#### [DOCUMENT TEXT]
[BEGIN]

The Imminent Failure of Business as We Know It

The Imminent Failure of Business as We Know itTime to Rethink

Forgive the sensational title, but disruptive transformation is quickly wiping out the established models of business. The change is so rapid and pervasive that it is almost imperceptible. But it is time to recognize that we are in a new age, and like the Industrial Revolution, the Internet Age has changed the way business should operate.

It is time to realize that what has happened to the travel industry, the music industry and recently the taxi industry, is coming to your business.

We need to rethink how problems are solved and how businesses operate. Our current jobs are based on out-dated concepts of corporate structure and employee relationships.

What has Happened?

[END]

#### [EXTRACTED ENTRIES]
[BEGIN]

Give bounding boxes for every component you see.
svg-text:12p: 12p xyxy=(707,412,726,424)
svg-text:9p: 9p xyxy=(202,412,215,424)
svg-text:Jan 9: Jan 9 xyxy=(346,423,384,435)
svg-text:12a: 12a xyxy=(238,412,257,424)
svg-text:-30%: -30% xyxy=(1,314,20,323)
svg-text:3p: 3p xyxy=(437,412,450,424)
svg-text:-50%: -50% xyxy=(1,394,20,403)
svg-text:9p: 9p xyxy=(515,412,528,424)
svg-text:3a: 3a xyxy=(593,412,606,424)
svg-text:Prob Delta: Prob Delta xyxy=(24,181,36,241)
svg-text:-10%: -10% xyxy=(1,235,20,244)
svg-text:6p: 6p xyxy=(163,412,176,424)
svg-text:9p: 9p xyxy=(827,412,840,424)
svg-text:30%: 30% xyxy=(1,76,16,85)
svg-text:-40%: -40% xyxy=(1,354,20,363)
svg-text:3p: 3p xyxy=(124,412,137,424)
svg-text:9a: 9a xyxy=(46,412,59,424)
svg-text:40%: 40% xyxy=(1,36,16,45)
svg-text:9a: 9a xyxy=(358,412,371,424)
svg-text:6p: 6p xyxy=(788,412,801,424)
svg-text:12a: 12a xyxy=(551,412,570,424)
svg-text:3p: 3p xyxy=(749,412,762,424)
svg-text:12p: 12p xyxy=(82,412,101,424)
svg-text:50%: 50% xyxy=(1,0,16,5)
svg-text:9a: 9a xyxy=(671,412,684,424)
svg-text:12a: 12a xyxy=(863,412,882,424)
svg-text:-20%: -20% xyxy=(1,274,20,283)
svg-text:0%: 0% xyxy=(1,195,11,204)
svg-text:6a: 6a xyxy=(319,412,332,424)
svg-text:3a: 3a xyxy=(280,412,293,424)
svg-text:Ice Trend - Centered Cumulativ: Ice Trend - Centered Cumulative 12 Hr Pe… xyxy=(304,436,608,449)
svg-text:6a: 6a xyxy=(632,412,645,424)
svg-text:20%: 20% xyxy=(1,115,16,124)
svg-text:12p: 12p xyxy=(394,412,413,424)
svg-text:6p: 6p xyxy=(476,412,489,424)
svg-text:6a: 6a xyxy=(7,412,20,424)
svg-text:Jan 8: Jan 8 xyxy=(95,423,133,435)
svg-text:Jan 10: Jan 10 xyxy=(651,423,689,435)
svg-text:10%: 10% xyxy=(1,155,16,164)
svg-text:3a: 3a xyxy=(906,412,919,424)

[END]
[BEGIN]

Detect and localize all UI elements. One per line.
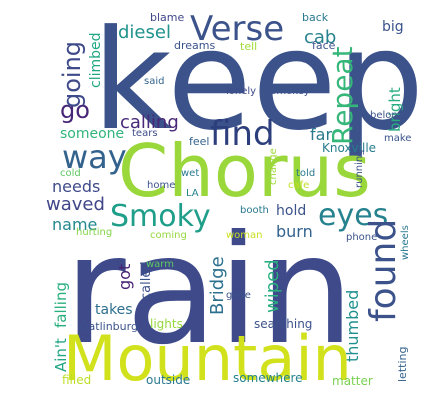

[END]

#### [GIVEN REQUEST]
Please answer these questions from the essay on the failure of business:
1. Which earlier period does the essay compare the Internet Age to?
2. Which three industries does it name as already changed?
3. What does it say our current jobs are based on?
The rows come from a separate source, not from this text.

#### [ANSWER FOR THE TASK]
1. The Industrial Revolution
2. The travel industry, the music industry, and the taxi industry
3. Out-dated concepts of corporate structure and employee relationships